** START Data provided **

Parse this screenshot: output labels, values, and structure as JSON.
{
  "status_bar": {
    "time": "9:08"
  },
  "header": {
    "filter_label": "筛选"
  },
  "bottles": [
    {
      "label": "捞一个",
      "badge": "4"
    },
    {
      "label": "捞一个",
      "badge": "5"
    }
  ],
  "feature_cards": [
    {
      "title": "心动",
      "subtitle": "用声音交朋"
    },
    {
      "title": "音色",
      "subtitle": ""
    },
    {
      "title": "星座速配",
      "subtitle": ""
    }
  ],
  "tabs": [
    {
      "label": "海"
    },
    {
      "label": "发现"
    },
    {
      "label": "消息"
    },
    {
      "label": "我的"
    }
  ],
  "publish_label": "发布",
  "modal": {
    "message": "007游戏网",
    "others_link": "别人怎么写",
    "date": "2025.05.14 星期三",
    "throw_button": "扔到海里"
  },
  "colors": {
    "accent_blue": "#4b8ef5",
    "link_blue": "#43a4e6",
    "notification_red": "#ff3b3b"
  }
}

** END Data provided **

Work instructions: The records above are to be repeated exactly, in their entirety.

Exercise solution:
Parse this screenshot: output labels, values, and structure as JSON.
{
  "status_bar": {
    "time": "9:08"
  },
  "header": {
    "filter_label": "筛选"
  },
  "bottles": [
    {
      "label": "捞一个",
      "badge": "4"
    },
    {
      "label": "捞一个",
      "badge": "5"
    }
  ],
  "feature_cards": [
    {
      "title": "心动",
      "subtitle": "用声音交朋"
    },
    {
      "title": "音色",
      "subtitle": ""
    },
    {
      "title": "星座速配",
      "subtitle": ""
    }
  ],
  "tabs": [
    {
      "label": "海"
    },
    {
      "label": "发现"
    },
    {
      "label": "消息"
    },
    {
      "label": "我的"
    }
  ],
  "publish_label": "发布",
  "modal": {
    "message": "007游戏网",
    "others_link": "别人怎么写",
    "date": "2025.05.14 星期三",
    "throw_button": "扔到海里"
  },
  "colors": {
    "accent_blue": "#4b8ef5",
    "link_blue": "#43a4e6",
    "notification_red": "#ff3b3b"
  }
}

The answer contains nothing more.